• **What you are asked to do**
Please pull out every line that includes the string "color".

• **Data excerpts**
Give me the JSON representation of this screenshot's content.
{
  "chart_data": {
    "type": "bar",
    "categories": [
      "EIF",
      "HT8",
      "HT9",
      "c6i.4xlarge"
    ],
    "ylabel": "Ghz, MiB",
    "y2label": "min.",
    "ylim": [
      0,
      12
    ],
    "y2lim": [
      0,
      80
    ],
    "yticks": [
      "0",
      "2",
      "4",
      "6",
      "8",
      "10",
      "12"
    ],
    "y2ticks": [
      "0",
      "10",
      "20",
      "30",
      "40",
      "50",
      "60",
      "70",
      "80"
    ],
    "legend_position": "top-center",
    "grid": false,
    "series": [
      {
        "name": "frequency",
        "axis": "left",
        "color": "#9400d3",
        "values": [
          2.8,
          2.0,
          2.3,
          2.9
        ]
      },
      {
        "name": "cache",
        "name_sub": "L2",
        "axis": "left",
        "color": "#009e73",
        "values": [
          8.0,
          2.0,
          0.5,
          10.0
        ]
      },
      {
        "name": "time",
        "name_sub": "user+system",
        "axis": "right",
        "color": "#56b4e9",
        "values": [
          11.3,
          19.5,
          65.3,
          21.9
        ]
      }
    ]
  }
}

• **Answer below**
        "color": "#9400d3",
        "color": "#009e73",
        "color": "#56b4e9",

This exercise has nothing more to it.